→ **Data entries**:
-- BEGIN --

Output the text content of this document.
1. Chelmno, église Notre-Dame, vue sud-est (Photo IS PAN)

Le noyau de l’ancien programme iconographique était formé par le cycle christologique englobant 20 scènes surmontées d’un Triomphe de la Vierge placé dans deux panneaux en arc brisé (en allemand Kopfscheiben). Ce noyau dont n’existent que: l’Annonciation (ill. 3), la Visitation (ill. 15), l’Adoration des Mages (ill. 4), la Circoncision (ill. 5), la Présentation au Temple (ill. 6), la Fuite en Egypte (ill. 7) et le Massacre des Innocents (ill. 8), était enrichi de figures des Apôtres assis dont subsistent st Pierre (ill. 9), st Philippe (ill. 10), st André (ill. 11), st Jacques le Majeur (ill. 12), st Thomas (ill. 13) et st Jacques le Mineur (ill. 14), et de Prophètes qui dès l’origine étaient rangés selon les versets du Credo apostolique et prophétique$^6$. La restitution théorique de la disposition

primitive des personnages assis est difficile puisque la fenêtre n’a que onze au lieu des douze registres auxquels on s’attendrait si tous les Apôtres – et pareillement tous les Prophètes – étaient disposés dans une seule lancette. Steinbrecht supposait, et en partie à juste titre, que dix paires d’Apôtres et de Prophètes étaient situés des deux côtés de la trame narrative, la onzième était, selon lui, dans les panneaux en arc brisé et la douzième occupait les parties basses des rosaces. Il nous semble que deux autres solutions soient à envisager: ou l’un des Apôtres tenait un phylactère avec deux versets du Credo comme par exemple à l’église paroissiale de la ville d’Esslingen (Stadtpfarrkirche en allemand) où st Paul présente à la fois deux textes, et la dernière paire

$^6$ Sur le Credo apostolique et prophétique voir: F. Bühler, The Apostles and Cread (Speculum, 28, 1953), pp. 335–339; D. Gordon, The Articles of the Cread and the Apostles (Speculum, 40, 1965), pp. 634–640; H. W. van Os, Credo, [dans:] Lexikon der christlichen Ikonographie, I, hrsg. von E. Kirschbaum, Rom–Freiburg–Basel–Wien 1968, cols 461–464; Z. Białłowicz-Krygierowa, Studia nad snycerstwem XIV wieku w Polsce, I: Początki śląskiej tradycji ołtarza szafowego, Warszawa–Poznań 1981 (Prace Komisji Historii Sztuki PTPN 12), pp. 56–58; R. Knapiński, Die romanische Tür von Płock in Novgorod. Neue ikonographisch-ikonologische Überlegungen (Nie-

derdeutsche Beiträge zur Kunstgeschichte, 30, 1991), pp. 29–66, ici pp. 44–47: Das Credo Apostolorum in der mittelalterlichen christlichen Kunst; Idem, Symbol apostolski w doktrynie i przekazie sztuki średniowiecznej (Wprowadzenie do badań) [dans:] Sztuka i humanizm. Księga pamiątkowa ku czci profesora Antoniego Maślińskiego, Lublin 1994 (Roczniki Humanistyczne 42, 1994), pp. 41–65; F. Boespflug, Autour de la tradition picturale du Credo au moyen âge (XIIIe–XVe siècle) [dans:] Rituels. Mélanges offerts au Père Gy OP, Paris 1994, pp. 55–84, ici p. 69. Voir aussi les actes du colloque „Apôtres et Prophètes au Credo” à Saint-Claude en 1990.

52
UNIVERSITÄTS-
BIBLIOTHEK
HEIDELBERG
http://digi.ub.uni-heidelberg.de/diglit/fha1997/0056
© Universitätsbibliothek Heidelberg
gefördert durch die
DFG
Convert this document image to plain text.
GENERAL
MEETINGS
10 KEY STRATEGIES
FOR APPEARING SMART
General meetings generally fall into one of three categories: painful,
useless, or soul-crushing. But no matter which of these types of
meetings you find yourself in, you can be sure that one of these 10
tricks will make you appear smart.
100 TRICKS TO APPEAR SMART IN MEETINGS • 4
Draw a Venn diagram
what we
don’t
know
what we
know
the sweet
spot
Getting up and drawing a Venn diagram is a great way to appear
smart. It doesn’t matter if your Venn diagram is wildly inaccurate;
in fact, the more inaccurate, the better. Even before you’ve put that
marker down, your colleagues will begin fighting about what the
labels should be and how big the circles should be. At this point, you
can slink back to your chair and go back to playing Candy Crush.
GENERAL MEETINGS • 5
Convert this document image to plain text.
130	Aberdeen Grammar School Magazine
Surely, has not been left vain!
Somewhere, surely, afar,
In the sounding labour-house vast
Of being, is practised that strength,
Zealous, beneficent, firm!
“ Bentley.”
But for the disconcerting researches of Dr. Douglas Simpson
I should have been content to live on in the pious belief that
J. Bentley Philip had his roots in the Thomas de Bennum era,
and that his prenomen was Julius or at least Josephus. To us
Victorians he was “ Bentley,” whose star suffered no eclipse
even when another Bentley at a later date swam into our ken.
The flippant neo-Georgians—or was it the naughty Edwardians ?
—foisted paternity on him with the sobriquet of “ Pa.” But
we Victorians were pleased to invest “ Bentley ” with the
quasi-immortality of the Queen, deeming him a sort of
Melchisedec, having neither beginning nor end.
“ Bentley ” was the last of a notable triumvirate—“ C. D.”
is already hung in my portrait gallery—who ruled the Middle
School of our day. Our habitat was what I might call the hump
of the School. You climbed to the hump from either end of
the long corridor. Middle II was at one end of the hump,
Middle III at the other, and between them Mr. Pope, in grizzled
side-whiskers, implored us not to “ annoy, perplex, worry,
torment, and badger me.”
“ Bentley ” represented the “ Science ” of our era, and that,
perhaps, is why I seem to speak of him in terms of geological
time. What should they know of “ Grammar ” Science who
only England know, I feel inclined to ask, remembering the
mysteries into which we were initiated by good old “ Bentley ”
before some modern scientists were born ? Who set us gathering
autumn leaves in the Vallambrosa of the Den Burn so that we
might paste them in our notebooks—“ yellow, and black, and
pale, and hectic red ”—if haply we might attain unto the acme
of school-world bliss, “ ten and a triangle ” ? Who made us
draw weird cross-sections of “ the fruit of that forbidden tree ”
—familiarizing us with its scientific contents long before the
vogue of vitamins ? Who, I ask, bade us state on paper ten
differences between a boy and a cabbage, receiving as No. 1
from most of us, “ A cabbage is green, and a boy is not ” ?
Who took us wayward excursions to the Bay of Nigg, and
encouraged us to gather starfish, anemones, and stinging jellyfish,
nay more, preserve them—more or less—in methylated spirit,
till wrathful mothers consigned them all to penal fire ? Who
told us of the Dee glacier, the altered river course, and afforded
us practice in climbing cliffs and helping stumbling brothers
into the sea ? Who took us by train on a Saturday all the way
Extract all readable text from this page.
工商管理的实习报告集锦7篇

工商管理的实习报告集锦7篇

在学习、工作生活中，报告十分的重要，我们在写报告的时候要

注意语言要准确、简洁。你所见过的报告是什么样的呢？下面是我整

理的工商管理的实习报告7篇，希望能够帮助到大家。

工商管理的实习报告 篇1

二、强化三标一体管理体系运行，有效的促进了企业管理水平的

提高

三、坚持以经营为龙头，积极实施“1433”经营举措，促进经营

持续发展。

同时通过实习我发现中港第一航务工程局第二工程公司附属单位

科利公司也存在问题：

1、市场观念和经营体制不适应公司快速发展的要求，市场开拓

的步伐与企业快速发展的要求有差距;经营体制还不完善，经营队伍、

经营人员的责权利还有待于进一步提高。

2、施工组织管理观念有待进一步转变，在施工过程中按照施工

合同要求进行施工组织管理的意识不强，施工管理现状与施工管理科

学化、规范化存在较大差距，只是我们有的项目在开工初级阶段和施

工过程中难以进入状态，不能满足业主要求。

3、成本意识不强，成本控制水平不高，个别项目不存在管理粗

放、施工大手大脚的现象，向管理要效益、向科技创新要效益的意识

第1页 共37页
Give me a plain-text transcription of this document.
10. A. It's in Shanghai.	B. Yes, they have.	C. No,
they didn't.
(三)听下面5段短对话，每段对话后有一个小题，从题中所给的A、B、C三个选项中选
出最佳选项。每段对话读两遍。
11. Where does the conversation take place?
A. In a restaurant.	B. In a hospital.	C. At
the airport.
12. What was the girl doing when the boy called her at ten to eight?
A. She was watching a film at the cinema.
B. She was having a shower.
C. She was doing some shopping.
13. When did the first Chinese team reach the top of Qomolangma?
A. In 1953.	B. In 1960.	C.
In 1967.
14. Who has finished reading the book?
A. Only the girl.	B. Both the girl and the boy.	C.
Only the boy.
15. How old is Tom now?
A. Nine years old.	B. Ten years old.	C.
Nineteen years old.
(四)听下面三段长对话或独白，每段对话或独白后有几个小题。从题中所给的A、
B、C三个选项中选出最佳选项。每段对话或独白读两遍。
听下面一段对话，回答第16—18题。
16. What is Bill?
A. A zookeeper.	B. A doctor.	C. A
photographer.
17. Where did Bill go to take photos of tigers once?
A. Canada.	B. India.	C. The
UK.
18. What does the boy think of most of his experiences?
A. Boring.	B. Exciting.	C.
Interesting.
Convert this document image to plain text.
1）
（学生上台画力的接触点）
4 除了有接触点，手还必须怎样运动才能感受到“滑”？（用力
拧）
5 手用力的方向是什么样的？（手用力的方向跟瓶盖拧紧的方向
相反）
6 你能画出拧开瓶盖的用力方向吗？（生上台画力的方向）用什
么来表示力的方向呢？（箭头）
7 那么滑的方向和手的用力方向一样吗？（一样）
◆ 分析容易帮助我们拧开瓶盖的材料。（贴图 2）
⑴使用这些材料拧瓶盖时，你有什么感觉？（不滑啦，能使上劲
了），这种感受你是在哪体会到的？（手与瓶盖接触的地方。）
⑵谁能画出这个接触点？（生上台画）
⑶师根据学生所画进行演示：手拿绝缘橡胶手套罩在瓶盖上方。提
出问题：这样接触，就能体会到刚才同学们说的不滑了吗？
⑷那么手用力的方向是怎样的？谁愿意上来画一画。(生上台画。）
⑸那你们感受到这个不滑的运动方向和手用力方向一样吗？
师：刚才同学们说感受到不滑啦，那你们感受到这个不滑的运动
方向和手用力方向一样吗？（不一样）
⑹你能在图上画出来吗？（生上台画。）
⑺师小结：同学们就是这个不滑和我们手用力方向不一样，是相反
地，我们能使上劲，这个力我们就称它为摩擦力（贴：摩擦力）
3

-- END --

→ **STATED TASK**: Copy every line of the listing where the word "deux" appears.

→ **ANSWER TO THE PROBLEM**:
Le noyau de l’ancien programme iconographique était formé par le cycle christologique englobant 20 scènes surmontées d’un Triomphe de la Vierge placé dans deux panneaux en arc brisé (en allemand Kopfscheiben). Ce noyau dont n’existent que: l’Annonciation (ill. 3), la Visitation (ill. 15), l’Adoration des Mages (ill. 4), la Circoncision (ill. 5), la Présentation au Temple (ill. 6), la Fuite en Egypte (ill. 7) et le Massacre des Innocents (ill. 8), était enrichi de figures des Apôtres assis dont subsistent st Pierre (ill. 9), st Philippe (ill. 10), st André (ill. 11), st Jacques le Majeur (ill. 12), st Thomas (ill. 13) et st Jacques le Mineur (ill. 14), et de Prophètes qui dès l’origine étaient rangés selon les versets du Credo apostolique et prophétique$^6$. La restitution théorique de la disposition
primitive des personnages assis est difficile puisque la fenêtre n’a que onze au lieu des douze registres auxquels on s’attendrait si tous les Apôtres – et pareillement tous les Prophètes – étaient disposés dans une seule lancette. Steinbrecht supposait, et en partie à juste titre, que dix paires d’Apôtres et de Prophètes étaient situés des deux côtés de la trame narrative, la onzième était, selon lui, dans les panneaux en arc brisé et la douzième occupait les parties basses des rosaces. Il nous semble que deux autres solutions soient à envisager: ou l’un des Apôtres tenait un phylactère avec deux versets du Credo comme par exemple à l’église paroissiale de la ville d’Esslingen (Stadtpfarrkirche en allemand) où st Paul présente à la fois deux textes, et la dernière paire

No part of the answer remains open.